Given instruction:
Reproduce the records below with every "Timepoint" switched to "Time point", leaving all other text unchanged.

Supplied data:

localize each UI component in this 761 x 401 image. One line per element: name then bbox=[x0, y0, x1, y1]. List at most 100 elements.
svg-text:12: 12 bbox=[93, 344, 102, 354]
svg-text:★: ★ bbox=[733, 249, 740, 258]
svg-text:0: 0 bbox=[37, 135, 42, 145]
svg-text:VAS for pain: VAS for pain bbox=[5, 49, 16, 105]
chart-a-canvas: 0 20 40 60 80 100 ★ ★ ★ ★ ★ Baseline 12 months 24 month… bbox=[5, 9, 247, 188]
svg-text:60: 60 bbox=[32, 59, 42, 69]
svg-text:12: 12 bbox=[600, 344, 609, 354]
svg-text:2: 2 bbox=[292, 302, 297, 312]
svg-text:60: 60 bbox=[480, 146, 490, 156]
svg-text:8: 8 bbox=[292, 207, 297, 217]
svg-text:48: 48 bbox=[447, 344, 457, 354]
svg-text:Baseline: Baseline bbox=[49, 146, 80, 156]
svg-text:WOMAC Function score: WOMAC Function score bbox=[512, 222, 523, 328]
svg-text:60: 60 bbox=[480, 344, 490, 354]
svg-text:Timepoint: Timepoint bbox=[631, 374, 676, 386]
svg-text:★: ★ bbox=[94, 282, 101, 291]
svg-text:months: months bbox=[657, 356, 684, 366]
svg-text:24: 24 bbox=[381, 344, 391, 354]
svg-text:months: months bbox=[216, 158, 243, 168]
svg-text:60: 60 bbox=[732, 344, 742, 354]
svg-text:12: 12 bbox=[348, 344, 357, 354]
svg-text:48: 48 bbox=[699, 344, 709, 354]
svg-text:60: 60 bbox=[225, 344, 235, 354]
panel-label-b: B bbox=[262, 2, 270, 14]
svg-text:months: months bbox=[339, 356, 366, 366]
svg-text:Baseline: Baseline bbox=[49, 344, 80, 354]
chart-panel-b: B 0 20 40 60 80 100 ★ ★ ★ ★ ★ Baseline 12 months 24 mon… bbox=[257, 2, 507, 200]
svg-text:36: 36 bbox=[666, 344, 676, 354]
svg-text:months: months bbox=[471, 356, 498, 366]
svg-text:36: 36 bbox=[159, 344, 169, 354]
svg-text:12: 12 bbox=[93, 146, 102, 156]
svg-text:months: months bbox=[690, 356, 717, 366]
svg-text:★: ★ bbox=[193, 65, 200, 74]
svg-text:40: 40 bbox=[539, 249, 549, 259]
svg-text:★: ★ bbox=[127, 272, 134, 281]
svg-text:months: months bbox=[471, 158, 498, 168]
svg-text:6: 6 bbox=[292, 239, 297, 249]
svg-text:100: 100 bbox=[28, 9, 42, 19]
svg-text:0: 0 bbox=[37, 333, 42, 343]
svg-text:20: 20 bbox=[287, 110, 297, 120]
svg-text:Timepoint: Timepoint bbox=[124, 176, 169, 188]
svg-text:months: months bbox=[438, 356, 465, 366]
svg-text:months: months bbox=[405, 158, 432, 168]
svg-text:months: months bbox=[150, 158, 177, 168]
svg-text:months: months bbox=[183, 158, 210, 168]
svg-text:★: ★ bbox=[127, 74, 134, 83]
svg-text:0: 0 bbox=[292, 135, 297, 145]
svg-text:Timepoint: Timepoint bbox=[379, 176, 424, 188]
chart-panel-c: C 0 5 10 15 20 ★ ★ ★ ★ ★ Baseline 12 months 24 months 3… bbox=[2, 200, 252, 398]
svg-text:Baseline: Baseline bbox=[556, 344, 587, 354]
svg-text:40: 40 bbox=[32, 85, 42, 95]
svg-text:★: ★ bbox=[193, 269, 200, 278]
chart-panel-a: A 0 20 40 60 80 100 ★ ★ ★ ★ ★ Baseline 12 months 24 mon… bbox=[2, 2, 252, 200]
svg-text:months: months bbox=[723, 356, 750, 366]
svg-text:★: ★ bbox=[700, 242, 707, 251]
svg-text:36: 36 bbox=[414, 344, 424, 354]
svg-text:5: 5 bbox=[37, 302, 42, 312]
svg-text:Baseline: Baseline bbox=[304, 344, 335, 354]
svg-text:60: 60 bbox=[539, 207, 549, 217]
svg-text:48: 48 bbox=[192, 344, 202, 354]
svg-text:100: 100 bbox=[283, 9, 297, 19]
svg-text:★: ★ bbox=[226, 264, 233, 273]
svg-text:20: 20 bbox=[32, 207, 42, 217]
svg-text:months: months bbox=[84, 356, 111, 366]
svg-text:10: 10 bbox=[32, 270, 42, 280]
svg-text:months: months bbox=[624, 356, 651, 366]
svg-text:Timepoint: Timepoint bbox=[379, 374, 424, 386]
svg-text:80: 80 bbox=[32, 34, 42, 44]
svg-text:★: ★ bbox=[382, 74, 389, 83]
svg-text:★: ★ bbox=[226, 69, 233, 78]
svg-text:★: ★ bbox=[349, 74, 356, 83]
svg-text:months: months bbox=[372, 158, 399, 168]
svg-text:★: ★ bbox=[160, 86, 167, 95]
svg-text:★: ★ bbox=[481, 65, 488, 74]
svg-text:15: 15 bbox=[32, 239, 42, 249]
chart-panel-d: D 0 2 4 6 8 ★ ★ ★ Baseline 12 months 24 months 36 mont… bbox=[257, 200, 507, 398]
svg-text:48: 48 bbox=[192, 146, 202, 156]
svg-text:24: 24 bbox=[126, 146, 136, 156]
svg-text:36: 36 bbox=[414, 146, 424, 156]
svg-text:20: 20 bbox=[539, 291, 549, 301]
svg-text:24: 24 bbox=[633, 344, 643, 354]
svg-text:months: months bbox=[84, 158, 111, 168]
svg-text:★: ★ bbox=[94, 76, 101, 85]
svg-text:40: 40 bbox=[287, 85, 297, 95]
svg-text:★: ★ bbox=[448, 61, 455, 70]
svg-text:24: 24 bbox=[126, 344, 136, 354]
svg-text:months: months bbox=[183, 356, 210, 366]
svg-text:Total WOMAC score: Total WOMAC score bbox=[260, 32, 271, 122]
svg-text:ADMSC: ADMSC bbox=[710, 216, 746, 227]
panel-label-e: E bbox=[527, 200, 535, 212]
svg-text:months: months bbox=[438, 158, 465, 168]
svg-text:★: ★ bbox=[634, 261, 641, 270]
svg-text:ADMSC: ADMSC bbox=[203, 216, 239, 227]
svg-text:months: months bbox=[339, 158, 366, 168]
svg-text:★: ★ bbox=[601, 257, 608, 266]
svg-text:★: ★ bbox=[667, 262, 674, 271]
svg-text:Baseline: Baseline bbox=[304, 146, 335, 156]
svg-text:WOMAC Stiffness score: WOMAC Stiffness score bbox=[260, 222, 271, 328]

Expected output:
localize each UI component in this 761 x 401 image. One line per element: name then bbox=[x0, y0, x1, y1]. List at most 100 elements.
svg-text:12: 12 bbox=[93, 344, 102, 354]
svg-text:★: ★ bbox=[733, 249, 740, 258]
svg-text:0: 0 bbox=[37, 135, 42, 145]
svg-text:VAS for pain: VAS for pain bbox=[5, 49, 16, 105]
chart-a-canvas: 0 20 40 60 80 100 ★ ★ ★ ★ ★ Baseline 12 months 24 month… bbox=[5, 9, 247, 188]
svg-text:60: 60 bbox=[32, 59, 42, 69]
svg-text:12: 12 bbox=[600, 344, 609, 354]
svg-text:2: 2 bbox=[292, 302, 297, 312]
svg-text:60: 60 bbox=[480, 146, 490, 156]
svg-text:8: 8 bbox=[292, 207, 297, 217]
svg-text:48: 48 bbox=[447, 344, 457, 354]
svg-text:Baseline: Baseline bbox=[49, 146, 80, 156]
svg-text:WOMAC Function score: WOMAC Function score bbox=[512, 222, 523, 328]
svg-text:60: 60 bbox=[480, 344, 490, 354]
svg-text:Time point: Time point bbox=[631, 374, 676, 386]
svg-text:★: ★ bbox=[94, 282, 101, 291]
svg-text:months: months bbox=[657, 356, 684, 366]
svg-text:24: 24 bbox=[381, 344, 391, 354]
svg-text:months: months bbox=[216, 158, 243, 168]
svg-text:60: 60 bbox=[732, 344, 742, 354]
svg-text:12: 12 bbox=[348, 344, 357, 354]
svg-text:48: 48 bbox=[699, 344, 709, 354]
svg-text:60: 60 bbox=[225, 344, 235, 354]
panel-label-b: B bbox=[262, 2, 270, 14]
svg-text:months: months bbox=[339, 356, 366, 366]
svg-text:Baseline: Baseline bbox=[49, 344, 80, 354]
chart-panel-b: B 0 20 40 60 80 100 ★ ★ ★ ★ ★ Baseline 12 months 24 mon… bbox=[257, 2, 507, 200]
svg-text:36: 36 bbox=[666, 344, 676, 354]
svg-text:months: months bbox=[471, 356, 498, 366]
svg-text:36: 36 bbox=[159, 344, 169, 354]
svg-text:12: 12 bbox=[93, 146, 102, 156]
svg-text:months: months bbox=[690, 356, 717, 366]
svg-text:★: ★ bbox=[193, 65, 200, 74]
svg-text:40: 40 bbox=[539, 249, 549, 259]
svg-text:★: ★ bbox=[127, 272, 134, 281]
svg-text:months: months bbox=[471, 158, 498, 168]
svg-text:6: 6 bbox=[292, 239, 297, 249]
svg-text:100: 100 bbox=[28, 9, 42, 19]
svg-text:0: 0 bbox=[37, 333, 42, 343]
svg-text:20: 20 bbox=[287, 110, 297, 120]
svg-text:Time point: Time point bbox=[124, 176, 169, 188]
svg-text:months: months bbox=[438, 356, 465, 366]
svg-text:months: months bbox=[405, 158, 432, 168]
svg-text:months: months bbox=[150, 158, 177, 168]
svg-text:months: months bbox=[183, 158, 210, 168]
svg-text:★: ★ bbox=[127, 74, 134, 83]
svg-text:0: 0 bbox=[292, 135, 297, 145]
svg-text:Time point: Time point bbox=[379, 176, 424, 188]
chart-panel-c: C 0 5 10 15 20 ★ ★ ★ ★ ★ Baseline 12 months 24 months 3… bbox=[2, 200, 252, 398]
svg-text:Baseline: Baseline bbox=[556, 344, 587, 354]
svg-text:40: 40 bbox=[32, 85, 42, 95]
svg-text:★: ★ bbox=[193, 269, 200, 278]
chart-panel-a: A 0 20 40 60 80 100 ★ ★ ★ ★ ★ Baseline 12 months 24 mon… bbox=[2, 2, 252, 200]
svg-text:months: months bbox=[723, 356, 750, 366]
svg-text:★: ★ bbox=[700, 242, 707, 251]
svg-text:36: 36 bbox=[414, 344, 424, 354]
svg-text:5: 5 bbox=[37, 302, 42, 312]
svg-text:Baseline: Baseline bbox=[304, 344, 335, 354]
svg-text:60: 60 bbox=[539, 207, 549, 217]
svg-text:48: 48 bbox=[192, 344, 202, 354]
svg-text:100: 100 bbox=[283, 9, 297, 19]
svg-text:★: ★ bbox=[226, 264, 233, 273]
svg-text:20: 20 bbox=[32, 207, 42, 217]
svg-text:months: months bbox=[84, 356, 111, 366]
svg-text:10: 10 bbox=[32, 270, 42, 280]
svg-text:months: months bbox=[624, 356, 651, 366]
svg-text:Time point: Time point bbox=[379, 374, 424, 386]
svg-text:80: 80 bbox=[32, 34, 42, 44]
svg-text:★: ★ bbox=[382, 74, 389, 83]
svg-text:★: ★ bbox=[226, 69, 233, 78]
svg-text:★: ★ bbox=[349, 74, 356, 83]
svg-text:months: months bbox=[372, 158, 399, 168]
svg-text:★: ★ bbox=[160, 86, 167, 95]
svg-text:★: ★ bbox=[481, 65, 488, 74]
svg-text:15: 15 bbox=[32, 239, 42, 249]
chart-panel-d: D 0 2 4 6 8 ★ ★ ★ Baseline 12 months 24 months 36 mont… bbox=[257, 200, 507, 398]
svg-text:48: 48 bbox=[192, 146, 202, 156]
svg-text:24: 24 bbox=[126, 146, 136, 156]
svg-text:36: 36 bbox=[414, 146, 424, 156]
svg-text:20: 20 bbox=[539, 291, 549, 301]
svg-text:24: 24 bbox=[633, 344, 643, 354]
svg-text:months: months bbox=[84, 158, 111, 168]
svg-text:★: ★ bbox=[94, 76, 101, 85]
svg-text:40: 40 bbox=[287, 85, 297, 95]
svg-text:★: ★ bbox=[448, 61, 455, 70]
svg-text:24: 24 bbox=[126, 344, 136, 354]
svg-text:months: months bbox=[183, 356, 210, 366]
svg-text:Total WOMAC score: Total WOMAC score bbox=[260, 32, 271, 122]
svg-text:ADMSC: ADMSC bbox=[710, 216, 746, 227]
panel-label-e: E bbox=[527, 200, 535, 212]
svg-text:months: months bbox=[438, 158, 465, 168]
svg-text:★: ★ bbox=[634, 261, 641, 270]
svg-text:ADMSC: ADMSC bbox=[203, 216, 239, 227]
svg-text:months: months bbox=[339, 158, 366, 168]
svg-text:★: ★ bbox=[601, 257, 608, 266]
svg-text:★: ★ bbox=[667, 262, 674, 271]
svg-text:Baseline: Baseline bbox=[304, 146, 335, 156]
svg-text:WOMAC Stiffness score: WOMAC Stiffness score bbox=[260, 222, 271, 328]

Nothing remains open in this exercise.